(GIVEN TASK) Starting at the line with "Transcribe the text in this document.", transcribe each line through the final one, both included, and add nothing.

(INPUT FOR THIS TASK)
──────────────────────────────

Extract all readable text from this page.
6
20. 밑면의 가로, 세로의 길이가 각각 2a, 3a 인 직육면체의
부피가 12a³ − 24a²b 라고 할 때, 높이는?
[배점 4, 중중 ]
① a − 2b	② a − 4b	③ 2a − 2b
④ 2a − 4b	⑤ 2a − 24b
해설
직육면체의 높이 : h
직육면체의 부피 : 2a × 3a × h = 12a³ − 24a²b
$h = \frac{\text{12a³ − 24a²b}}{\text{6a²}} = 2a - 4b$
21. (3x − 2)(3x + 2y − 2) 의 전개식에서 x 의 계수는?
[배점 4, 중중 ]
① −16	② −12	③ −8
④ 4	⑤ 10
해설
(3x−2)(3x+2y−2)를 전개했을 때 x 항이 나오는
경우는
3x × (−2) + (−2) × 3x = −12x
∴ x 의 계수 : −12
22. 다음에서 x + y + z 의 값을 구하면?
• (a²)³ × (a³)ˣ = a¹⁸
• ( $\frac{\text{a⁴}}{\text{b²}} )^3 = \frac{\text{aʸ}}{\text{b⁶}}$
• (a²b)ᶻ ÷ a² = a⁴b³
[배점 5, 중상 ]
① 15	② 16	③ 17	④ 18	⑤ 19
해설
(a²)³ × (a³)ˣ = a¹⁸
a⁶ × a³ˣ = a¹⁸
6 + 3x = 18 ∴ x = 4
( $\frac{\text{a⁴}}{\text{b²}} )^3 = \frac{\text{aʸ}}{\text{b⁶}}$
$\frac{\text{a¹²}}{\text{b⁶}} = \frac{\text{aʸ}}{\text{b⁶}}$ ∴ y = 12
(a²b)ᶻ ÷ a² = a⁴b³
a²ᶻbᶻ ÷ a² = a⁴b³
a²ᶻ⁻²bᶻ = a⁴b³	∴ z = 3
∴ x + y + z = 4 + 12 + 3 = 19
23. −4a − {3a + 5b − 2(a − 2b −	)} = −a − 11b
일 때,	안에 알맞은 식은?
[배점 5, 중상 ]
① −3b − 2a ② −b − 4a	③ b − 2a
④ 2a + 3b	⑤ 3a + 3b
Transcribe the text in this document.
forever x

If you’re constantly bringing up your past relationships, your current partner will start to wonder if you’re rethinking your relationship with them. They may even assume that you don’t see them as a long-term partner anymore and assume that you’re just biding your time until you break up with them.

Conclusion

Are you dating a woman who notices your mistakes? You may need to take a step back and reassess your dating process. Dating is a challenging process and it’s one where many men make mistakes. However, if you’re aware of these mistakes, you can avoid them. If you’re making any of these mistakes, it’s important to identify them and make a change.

──────────────────────────────

(CORRECT RESPONSE)
Transcribe the text in this document.
forever x

If you’re constantly bringing up your past relationships, your current partner will start to wonder if you’re rethinking your relationship with them. They may even assume that you don’t see them as a long-term partner anymore and assume that you’re just biding your time until you break up with them.

Conclusion

Are you dating a woman who notices your mistakes? You may need to take a step back and reassess your dating process. Dating is a challenging process and it’s one where many men make mistakes. However, if you’re aware of these mistakes, you can avoid them. If you’re making any of these mistakes, it’s important to identify them and make a change.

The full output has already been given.